How many of the lines contain the string "taking"? Give the number, with no other words.

[start of MATERIAL FOR THIS TASK]

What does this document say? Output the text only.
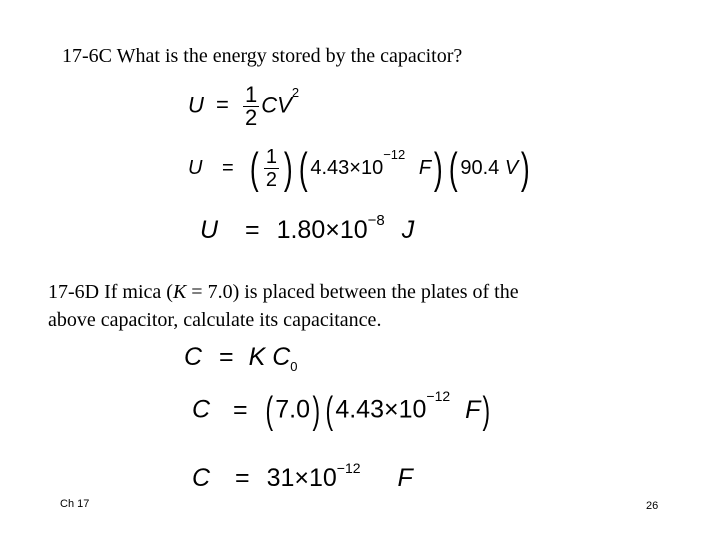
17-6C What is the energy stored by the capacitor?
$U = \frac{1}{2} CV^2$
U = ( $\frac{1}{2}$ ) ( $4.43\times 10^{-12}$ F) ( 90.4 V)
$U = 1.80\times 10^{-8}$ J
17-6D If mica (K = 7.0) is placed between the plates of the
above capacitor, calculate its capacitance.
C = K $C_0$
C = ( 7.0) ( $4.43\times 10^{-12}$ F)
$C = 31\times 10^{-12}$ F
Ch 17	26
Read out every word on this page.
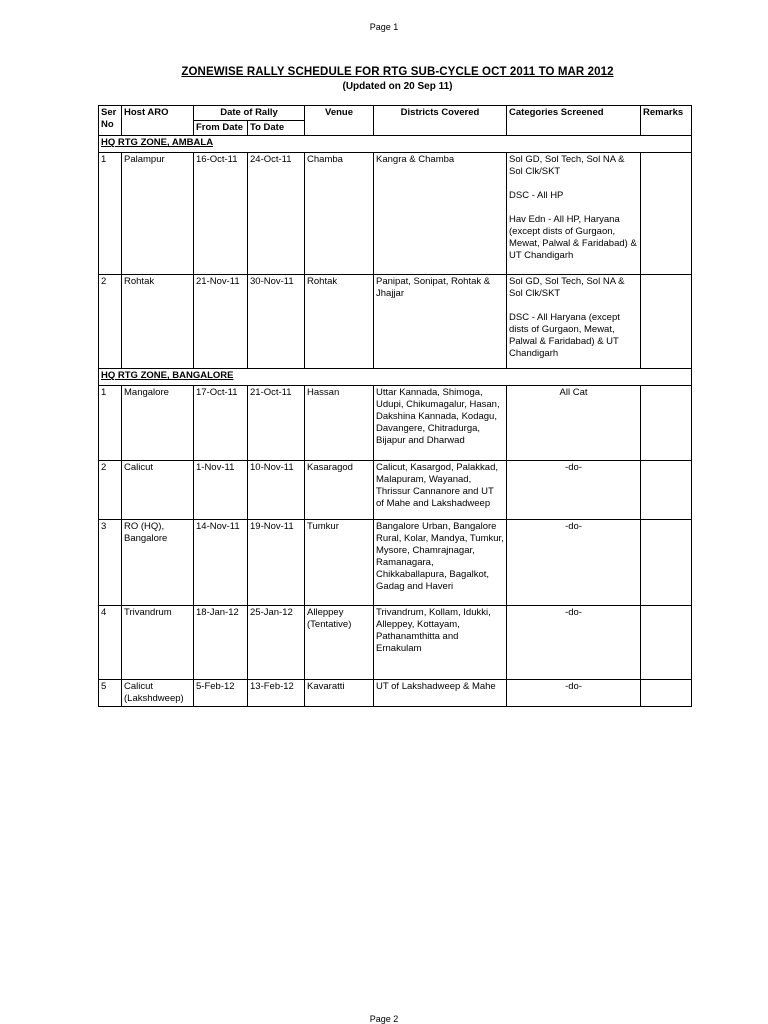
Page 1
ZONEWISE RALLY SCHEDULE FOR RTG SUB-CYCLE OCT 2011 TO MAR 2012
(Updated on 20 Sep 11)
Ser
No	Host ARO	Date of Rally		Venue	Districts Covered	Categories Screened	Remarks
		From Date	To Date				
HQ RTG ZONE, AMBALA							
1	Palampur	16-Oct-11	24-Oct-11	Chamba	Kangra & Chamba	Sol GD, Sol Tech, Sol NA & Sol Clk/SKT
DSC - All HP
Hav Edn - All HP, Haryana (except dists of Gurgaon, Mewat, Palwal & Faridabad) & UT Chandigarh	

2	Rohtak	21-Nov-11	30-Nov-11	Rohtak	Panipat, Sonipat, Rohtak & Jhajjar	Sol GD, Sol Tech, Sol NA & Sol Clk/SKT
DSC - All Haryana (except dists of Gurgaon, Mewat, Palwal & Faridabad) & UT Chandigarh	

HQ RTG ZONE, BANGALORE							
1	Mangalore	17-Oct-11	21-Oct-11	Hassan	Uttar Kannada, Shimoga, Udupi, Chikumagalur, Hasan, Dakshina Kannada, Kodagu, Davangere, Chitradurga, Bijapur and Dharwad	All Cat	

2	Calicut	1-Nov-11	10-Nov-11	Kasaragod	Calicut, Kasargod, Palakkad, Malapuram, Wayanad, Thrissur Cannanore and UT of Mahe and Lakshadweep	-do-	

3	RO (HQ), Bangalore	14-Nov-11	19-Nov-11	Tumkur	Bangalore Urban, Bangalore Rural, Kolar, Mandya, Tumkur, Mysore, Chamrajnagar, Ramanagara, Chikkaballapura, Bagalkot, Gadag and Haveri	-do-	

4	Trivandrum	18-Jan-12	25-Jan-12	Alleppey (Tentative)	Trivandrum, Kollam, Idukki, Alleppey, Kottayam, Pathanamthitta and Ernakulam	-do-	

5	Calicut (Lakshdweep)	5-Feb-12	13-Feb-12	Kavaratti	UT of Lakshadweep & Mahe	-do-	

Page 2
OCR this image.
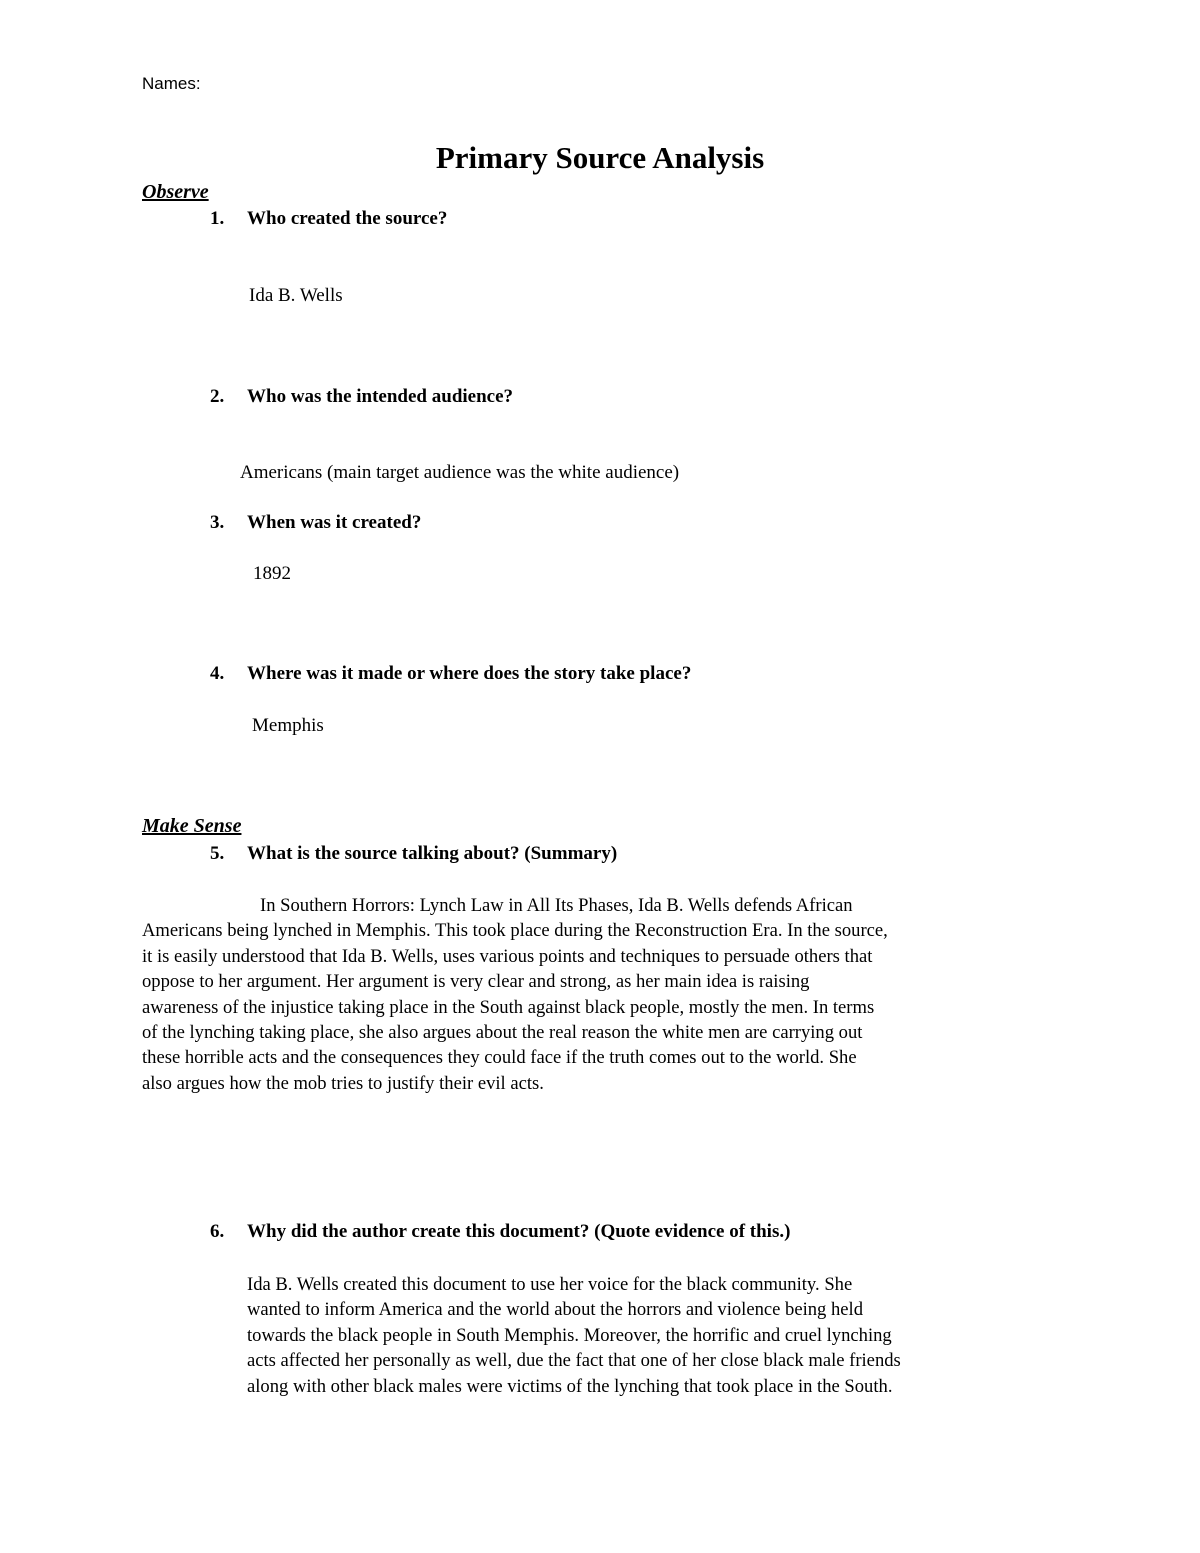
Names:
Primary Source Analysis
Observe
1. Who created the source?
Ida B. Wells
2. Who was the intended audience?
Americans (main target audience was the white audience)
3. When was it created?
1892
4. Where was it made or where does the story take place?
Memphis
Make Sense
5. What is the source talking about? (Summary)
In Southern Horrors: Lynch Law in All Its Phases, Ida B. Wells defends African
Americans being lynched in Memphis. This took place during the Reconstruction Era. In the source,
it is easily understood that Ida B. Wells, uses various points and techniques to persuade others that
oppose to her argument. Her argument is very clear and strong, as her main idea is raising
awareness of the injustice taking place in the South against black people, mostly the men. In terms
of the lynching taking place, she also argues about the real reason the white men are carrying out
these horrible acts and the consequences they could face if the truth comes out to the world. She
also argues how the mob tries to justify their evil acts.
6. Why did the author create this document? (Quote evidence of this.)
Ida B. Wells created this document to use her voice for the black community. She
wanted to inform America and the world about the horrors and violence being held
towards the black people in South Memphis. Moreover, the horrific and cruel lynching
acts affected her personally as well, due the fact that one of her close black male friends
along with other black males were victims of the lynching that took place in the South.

[end of MATERIAL FOR THIS TASK]

§ FINISHED ANSWER:
2